Copy each line of the material below that includes the string "this".
[start Records provided]
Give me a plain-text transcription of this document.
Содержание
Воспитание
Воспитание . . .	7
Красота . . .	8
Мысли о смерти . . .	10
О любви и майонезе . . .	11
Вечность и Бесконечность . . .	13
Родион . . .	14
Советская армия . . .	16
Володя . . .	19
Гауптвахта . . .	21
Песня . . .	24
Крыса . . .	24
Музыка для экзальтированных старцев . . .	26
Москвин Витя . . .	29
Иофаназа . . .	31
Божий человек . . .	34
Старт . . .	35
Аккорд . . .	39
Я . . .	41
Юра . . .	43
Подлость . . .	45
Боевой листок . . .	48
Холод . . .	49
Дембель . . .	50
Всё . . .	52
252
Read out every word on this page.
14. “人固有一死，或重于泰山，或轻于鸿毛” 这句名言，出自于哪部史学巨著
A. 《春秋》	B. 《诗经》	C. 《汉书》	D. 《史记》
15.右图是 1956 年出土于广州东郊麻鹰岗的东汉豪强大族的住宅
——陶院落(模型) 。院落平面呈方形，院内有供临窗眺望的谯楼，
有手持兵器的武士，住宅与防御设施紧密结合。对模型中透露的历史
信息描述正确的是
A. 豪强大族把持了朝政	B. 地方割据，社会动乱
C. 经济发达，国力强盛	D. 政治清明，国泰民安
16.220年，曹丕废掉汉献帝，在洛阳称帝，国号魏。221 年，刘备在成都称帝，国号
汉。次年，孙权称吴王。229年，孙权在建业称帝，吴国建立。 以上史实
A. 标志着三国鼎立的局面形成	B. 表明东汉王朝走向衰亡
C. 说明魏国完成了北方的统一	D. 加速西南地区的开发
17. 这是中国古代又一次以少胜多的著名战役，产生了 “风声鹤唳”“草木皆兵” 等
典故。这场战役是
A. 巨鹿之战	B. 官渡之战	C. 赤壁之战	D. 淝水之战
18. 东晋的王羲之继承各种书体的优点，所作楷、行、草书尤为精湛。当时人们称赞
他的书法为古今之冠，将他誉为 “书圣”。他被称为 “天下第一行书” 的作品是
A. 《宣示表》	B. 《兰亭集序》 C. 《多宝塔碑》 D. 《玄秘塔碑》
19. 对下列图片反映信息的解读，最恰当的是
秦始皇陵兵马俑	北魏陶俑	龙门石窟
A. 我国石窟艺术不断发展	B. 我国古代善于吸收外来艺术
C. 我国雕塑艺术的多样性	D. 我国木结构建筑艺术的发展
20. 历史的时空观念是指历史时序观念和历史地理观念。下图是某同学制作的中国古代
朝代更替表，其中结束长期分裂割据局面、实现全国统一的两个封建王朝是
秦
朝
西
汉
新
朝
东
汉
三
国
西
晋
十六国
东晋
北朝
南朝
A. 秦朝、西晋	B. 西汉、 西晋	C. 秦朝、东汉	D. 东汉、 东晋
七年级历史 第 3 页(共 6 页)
[end Records provided]
Written reply:
Give me a plain-text transcription of this document.
Read out every word on this page.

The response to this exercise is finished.